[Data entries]
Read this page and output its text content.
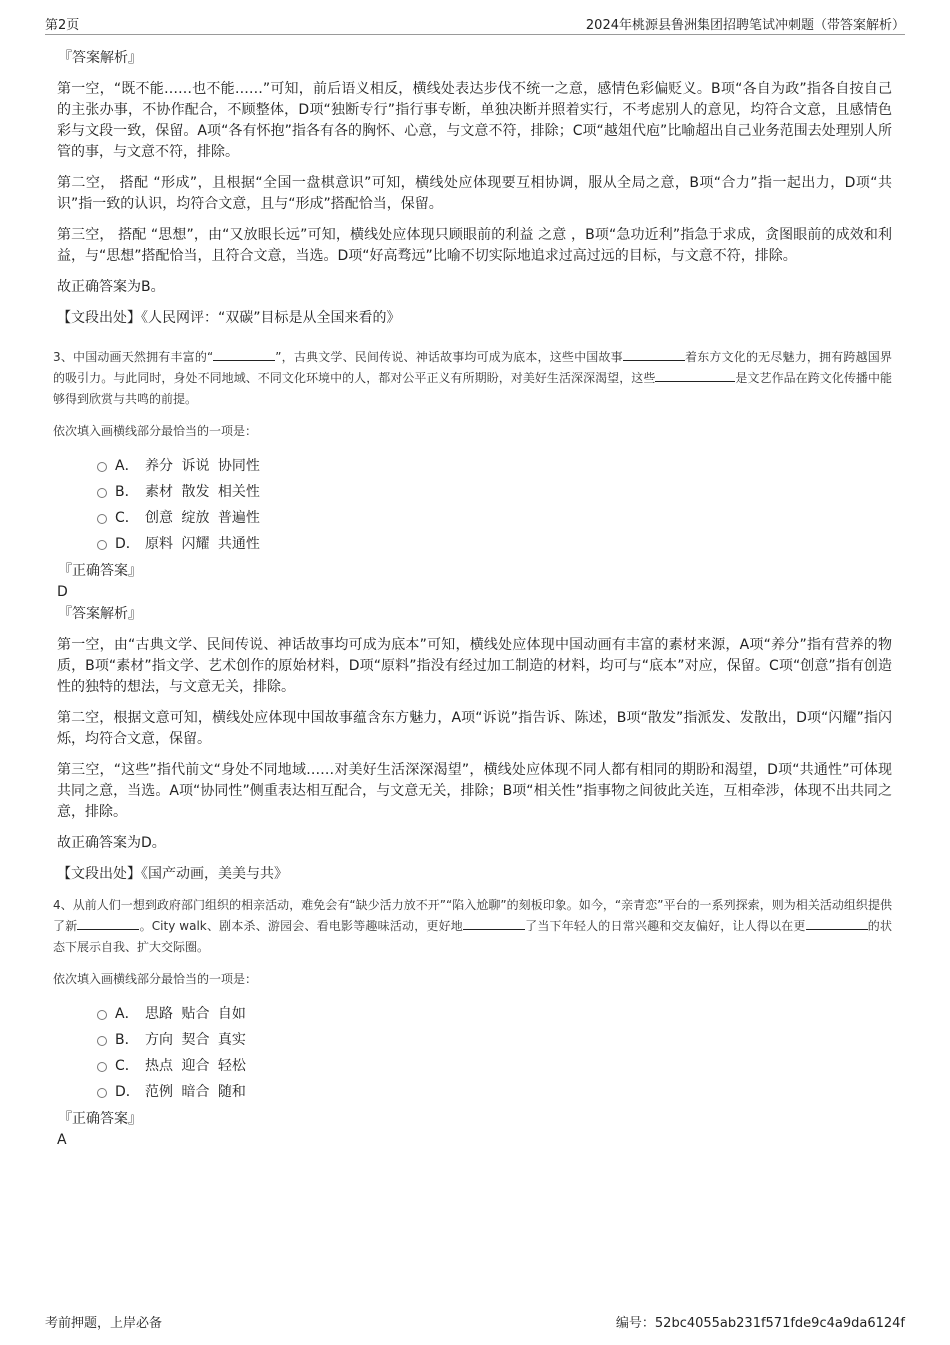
第2页	2024年桃源县鲁洲集团招聘笔试冲刺题（带答案解析）

『答案解析』

第一空，“既不能……也不能……”可知，前后语义相反，横线处表达步伐不统一之意，感情色彩偏贬义。B项“各自为政”指各自按自己的主张办事，不协作配合，不顾整体，D项“独断专行”指行事专断，单独决断并照着实行，不考虑别人的意见，均符合文意，且感情色彩与文段一致，保留。A项“各有怀抱”指各有各的胸怀、心意，与文意不符，排除；C项“越俎代庖”比喻超出自己业务范围去处理别人所管的事，与文意不符，排除。

第二空， 搭配 “形成”，且根据“全国一盘棋意识”可知，横线处应体现要互相协调，服从全局之意，B项“合力”指一起出力，D项“共识”指一致的认识，均符合文意，且与“形成”搭配恰当，保留。

第三空， 搭配 “思想”，由“又放眼长远”可知，横线处应体现只顾眼前的利益 之意 ，B项“急功近利”指急于求成，贪图眼前的成效和利益，与“思想”搭配恰当，且符合文意，当选。D项“好高骛远”比喻不切实际地追求过高过远的目标，与文意不符，排除。

故正确答案为B。

【文段出处】《人民网评：“双碳”目标是从全国来看的》

3、中国动画天然拥有丰富的“	”，古典文学、民间传说、神话故事均可成为底本，这些中国故事	着东方文化的无尽魅力，拥有跨越国界的吸引力。与此同时，身处不同地域、不同文化环境中的人，都对公平正义有所期盼，对美好生活深深渴望，这些	是文艺作品在跨文化传播中能够得到欣赏与共鸣的前提。

依次填入画横线部分最恰当的一项是：

A． 养分 诉说 协同性
B． 素材 散发 相关性
C． 创意 绽放 普遍性
D． 原料 闪耀 共通性

『正确答案』

D

『答案解析』

第一空，由“古典文学、民间传说、神话故事均可成为底本”可知，横线处应体现中国动画有丰富的素材来源，A项“养分”指有营养的物质，B项“素材”指文学、艺术创作的原始材料，D项“原料”指没有经过加工制造的材料，均可与“底本”对应，保留。C项“创意”指有创造性的独特的想法，与文意无关，排除。

第二空，根据文意可知，横线处应体现中国故事蕴含东方魅力，A项“诉说”指告诉、陈述，B项“散发”指派发、发散出，D项“闪耀”指闪烁，均符合文意，保留。

第三空，“这些”指代前文“身处不同地域……对美好生活深深渴望”，横线处应体现不同人都有相同的期盼和渴望，D项“共通性”可体现共同之意，当选。A项“协同性”侧重表达相互配合，与文意无关，排除；B项“相关性”指事物之间彼此关连，互相牵涉，体现不出共同之意，排除。

故正确答案为D。

【文段出处】《国产动画，美美与共》

4、从前人们一想到政府部门组织的相亲活动，难免会有“缺少活力放不开”“陷入尬聊”的刻板印象。如今，“亲青恋”平台的一系列探索，则为相关活动组织提供了新	。City walk、剧本杀、游园会、看电影等趣味活动，更好地	了当下年轻人的日常兴趣和交友偏好，让人得以在更	的状态下展示自我、扩大交际圈。

依次填入画横线部分最恰当的一项是：

A． 思路 贴合 自如
B． 方向 契合 真实
C． 热点 迎合 轻松
D． 范例 暗合 随和

『正确答案』

A

考前押题，上岸必备	编号：52bc4055ab231f571fde9c4a9da6124f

Set task: Filter the records above and return every line that holds the word "与文意无关".

Written reply:
第一空，由“古典文学、民间传说、神话故事均可成为底本”可知，横线处应体现中国动画有丰富的素材来源，A项“养分”指有营养的物质，B项“素材”指文学、艺术创作的原始材料，D项“原料”指没有经过加工制造的材料，均可与“底本”对应，保留。C项“创意”指有创造性的独特的想法，与文意无关，排除。
第三空，“这些”指代前文“身处不同地域……对美好生活深深渴望”，横线处应体现不同人都有相同的期盼和渴望，D项“共通性”可体现共同之意，当选。A项“协同性”侧重表达相互配合，与文意无关，排除；B项“相关性”指事物之间彼此关连，互相牵涉，体现不出共同之意，排除。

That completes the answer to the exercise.